▶ _EXCERPT PROVIDED_:

------------------------------------------------------------

I noticed DateTime
objects are serialized differently for the same values between QueryString and Body. The underlying value is still the same correct value, however the serialized QueryString has a DateTimeKind
of Local
, whereas the Body is Utc
.
[HttpPost]
public ActionResult Post([FromQuery] DateTime queryDate, [FromBody] DateTime bodyDate)
{
var result = new
{
queryDateKind = queryDate.Kind.ToString(),
bodyDateKind = bodyDate.Kind.ToString()
};
return new ObjectResult(result);
}
POST /api/values?queryDate=2019-05-12T00%3A00%3A00.000Z HTTP/1.1
Host: localhost:5000
Content-Type: application/json
cache-control: no-cache
"2019-05-12T00:00:00.000Z"
{
"queryDateKind": "Local",
"bodyDateKind": "Utc"
}
Any idea why this is? Is there perhaps a setting to always serialize to the same DateTimeKind
?

------------------------------------------------------------

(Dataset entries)
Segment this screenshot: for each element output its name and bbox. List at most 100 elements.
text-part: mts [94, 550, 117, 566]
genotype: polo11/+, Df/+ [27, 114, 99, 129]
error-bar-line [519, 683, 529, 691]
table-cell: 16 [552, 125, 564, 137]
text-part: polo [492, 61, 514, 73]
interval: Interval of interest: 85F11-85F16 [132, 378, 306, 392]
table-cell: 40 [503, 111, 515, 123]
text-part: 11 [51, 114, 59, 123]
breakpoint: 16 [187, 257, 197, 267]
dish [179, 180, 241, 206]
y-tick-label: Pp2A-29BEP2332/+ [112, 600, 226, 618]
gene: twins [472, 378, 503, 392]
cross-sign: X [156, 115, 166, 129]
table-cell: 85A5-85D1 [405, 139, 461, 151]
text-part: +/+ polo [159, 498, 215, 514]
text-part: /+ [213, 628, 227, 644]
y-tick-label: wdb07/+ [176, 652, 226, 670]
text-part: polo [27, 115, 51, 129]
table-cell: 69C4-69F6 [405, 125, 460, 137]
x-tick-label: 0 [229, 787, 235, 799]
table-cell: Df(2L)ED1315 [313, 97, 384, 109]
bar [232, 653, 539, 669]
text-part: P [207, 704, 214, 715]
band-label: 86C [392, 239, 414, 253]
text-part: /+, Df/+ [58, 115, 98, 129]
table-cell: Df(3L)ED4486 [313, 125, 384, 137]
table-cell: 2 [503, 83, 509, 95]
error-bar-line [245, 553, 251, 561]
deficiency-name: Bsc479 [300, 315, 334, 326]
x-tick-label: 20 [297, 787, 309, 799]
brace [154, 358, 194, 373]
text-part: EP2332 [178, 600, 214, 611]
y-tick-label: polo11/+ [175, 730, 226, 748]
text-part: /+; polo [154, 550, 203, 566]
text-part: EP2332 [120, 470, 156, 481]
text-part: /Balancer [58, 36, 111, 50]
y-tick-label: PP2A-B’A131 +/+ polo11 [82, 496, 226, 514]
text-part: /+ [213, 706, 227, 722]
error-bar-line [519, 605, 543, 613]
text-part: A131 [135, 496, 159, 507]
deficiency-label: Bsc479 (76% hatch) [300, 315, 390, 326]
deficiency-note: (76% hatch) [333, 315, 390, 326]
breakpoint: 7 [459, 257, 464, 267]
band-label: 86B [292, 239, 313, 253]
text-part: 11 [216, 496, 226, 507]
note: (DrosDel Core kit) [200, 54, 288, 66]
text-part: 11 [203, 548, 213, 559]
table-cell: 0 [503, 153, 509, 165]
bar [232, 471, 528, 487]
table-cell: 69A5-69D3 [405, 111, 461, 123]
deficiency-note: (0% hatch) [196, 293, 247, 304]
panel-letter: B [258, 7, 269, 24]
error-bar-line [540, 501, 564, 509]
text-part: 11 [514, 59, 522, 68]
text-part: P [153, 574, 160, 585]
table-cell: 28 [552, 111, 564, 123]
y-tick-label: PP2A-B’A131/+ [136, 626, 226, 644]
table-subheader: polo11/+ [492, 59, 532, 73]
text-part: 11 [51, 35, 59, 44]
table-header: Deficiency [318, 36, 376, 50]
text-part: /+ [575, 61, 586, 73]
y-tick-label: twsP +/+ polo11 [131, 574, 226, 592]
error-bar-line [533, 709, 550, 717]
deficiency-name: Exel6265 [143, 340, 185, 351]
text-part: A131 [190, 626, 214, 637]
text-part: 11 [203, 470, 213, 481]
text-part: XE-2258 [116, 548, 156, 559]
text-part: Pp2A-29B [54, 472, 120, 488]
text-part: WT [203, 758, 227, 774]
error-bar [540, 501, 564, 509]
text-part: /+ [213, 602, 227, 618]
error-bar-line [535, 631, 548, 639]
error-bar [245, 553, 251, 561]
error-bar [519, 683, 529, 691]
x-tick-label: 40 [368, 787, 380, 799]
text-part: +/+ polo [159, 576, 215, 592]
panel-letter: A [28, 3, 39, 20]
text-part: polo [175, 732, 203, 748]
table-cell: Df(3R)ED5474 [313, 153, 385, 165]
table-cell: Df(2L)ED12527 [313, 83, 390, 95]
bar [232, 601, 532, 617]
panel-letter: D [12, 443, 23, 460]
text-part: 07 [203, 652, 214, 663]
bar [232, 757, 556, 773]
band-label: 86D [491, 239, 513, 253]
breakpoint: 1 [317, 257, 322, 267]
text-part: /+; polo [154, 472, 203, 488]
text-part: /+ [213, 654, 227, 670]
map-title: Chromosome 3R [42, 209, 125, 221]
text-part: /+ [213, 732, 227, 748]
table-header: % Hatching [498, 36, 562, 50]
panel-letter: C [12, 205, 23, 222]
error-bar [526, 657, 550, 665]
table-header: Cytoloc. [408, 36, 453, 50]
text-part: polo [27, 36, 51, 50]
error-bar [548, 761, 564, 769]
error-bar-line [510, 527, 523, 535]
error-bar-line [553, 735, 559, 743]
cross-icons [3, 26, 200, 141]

------------------------------------------------------------

▶ _COMPLETE THE FOLLOWING_:
A. List every header field, with its value, that appears in the sample HTTP request of the DateTime serialization question, excluding the opening POST request line.
B. Proceed with the question about DateTimeKind serialization in ASP.NET Core, picking up right after its final sentence.

▶ _RESPONSES BY TASK_:
A.
Host: localhost:5000
Content-Type: application/json
cache-control: no-cache

B.
Preferably I wouldn't want to use ToUniversalTime()
or ToLocalTime()
everywhere, nor use any custom IModelBinder
.
Unfortunately that's the way it is, have a look at this answer - Passing UTC DateTime to Web API HttpGet Method results in local time
It's related to how query string parameters and message bodies are treated differently, Model binding vs parameter binding.
You will have to either call .ToUniversalTime()
or implement your own model binder to get around this.